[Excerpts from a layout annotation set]
________________

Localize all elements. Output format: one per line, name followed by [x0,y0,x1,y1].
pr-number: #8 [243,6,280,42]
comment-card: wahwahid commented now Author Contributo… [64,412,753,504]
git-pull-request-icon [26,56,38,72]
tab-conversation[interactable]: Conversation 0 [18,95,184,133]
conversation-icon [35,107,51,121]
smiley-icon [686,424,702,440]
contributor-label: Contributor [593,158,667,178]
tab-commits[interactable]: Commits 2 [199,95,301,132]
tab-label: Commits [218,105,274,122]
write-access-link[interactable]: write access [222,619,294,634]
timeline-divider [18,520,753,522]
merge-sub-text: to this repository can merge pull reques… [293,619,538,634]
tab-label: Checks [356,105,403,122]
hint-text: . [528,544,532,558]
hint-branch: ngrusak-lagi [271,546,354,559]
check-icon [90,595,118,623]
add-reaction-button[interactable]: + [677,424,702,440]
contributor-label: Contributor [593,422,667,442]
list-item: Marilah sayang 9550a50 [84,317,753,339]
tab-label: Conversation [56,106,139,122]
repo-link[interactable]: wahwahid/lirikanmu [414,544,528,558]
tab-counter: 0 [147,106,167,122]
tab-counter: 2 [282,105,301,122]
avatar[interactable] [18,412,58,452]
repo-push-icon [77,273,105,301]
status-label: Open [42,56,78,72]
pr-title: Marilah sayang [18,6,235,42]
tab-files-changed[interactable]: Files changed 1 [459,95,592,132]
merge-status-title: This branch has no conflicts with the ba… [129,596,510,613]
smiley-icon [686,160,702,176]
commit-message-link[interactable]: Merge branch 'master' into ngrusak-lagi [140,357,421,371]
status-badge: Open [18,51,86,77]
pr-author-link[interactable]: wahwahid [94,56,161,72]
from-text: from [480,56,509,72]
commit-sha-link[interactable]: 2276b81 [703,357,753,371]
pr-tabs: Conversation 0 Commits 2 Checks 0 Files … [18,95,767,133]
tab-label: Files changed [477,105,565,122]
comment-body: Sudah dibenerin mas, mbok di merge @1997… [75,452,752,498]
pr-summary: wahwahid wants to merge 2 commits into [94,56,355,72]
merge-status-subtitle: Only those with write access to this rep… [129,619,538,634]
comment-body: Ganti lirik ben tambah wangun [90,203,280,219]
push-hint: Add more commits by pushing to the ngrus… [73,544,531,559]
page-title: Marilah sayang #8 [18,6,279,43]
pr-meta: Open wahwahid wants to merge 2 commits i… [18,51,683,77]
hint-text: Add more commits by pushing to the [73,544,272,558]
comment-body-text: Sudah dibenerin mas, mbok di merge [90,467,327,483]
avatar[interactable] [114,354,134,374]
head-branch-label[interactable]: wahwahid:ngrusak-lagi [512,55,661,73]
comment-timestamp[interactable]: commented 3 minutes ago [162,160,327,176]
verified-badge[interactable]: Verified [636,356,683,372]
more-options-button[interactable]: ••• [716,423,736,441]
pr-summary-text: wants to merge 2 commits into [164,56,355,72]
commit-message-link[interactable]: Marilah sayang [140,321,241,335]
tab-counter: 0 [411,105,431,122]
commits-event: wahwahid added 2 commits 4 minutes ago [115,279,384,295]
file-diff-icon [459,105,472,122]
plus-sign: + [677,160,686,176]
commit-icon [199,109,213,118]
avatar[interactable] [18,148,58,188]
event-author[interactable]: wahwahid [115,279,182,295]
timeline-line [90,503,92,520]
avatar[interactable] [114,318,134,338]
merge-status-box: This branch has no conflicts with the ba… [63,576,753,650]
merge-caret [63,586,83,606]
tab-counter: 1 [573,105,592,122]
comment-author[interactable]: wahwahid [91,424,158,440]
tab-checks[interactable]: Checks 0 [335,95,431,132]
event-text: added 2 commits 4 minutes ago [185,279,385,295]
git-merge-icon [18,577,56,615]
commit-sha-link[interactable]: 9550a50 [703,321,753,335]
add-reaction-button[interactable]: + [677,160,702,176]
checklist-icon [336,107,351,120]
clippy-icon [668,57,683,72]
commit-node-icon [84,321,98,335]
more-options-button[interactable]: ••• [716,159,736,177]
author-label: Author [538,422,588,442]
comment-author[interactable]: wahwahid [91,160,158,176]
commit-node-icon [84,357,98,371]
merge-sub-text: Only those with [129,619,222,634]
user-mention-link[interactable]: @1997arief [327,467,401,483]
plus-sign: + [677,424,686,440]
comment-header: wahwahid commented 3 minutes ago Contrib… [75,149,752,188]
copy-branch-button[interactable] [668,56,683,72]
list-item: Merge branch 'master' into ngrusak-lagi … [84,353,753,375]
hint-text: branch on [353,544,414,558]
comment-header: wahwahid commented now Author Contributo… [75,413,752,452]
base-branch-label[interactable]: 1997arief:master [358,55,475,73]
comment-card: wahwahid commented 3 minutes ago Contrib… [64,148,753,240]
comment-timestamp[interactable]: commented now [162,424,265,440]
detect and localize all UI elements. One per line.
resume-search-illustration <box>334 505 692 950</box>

________________

Find each line in the records that contains the string "Sudah" with matching capitalization, and copy those lines out in full.

### ANSWER TO THIS PROBLEM
comment-body: Sudah dibenerin mas, mbok di merge @1997… [75,452,752,498]
comment-body-text: Sudah dibenerin mas, mbok di merge [90,467,327,483]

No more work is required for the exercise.